(Stored items)
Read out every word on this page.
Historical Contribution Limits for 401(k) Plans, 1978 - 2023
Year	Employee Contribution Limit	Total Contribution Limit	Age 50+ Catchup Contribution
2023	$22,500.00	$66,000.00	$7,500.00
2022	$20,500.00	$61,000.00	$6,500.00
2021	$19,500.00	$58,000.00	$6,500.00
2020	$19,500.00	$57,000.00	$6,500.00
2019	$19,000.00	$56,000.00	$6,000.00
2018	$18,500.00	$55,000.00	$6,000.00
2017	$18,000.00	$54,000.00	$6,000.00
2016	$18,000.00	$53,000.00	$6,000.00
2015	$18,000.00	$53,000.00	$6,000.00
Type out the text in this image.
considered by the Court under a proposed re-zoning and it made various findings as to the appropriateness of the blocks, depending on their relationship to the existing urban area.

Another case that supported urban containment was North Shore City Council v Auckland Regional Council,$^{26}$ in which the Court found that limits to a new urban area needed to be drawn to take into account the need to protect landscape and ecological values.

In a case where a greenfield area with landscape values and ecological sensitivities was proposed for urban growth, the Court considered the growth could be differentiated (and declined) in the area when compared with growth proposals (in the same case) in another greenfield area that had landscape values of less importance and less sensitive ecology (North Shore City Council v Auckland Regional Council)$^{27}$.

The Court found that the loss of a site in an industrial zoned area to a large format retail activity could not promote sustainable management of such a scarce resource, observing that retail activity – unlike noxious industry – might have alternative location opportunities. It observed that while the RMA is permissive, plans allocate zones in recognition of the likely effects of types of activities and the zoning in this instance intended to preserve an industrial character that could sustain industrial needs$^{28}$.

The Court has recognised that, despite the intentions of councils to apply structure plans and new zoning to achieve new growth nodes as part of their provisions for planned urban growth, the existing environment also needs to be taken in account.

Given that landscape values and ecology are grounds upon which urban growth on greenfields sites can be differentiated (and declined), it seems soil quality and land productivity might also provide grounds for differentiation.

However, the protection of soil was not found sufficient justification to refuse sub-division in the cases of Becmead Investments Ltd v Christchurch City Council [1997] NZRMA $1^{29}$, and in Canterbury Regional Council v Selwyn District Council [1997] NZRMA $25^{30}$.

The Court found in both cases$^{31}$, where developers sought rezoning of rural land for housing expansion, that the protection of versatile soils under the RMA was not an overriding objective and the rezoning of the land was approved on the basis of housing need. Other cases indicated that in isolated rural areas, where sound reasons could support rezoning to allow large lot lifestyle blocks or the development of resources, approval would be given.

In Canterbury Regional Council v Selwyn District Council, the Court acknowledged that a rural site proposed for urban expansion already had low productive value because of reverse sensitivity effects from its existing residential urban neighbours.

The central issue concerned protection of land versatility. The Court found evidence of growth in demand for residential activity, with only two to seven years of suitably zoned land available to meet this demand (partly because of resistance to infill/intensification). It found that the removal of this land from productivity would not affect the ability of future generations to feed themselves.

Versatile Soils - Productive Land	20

** Goal of the exercise **
Go through the listing above and pull out each line containing the word "activity".

** The response **
The Court found that the loss of a site in an industrial zoned area to a large format retail activity could not promote sustainable management of such a scarce resource, observing that retail activity – unlike noxious industry – might have alternative location opportunities. It observed that while the RMA is permissive, plans allocate zones in recognition of the likely effects of types of activities and the zoning in this instance intended to preserve an industrial character that could sustain industrial needs$^{28}$.
The central issue concerned protection of land versatility. The Court found evidence of growth in demand for residential activity, with only two to seven years of suitably zoned land available to meet this demand (partly because of resistance to infill/intensification). It found that the removal of this land from productivity would not affect the ability of future generations to feed themselves.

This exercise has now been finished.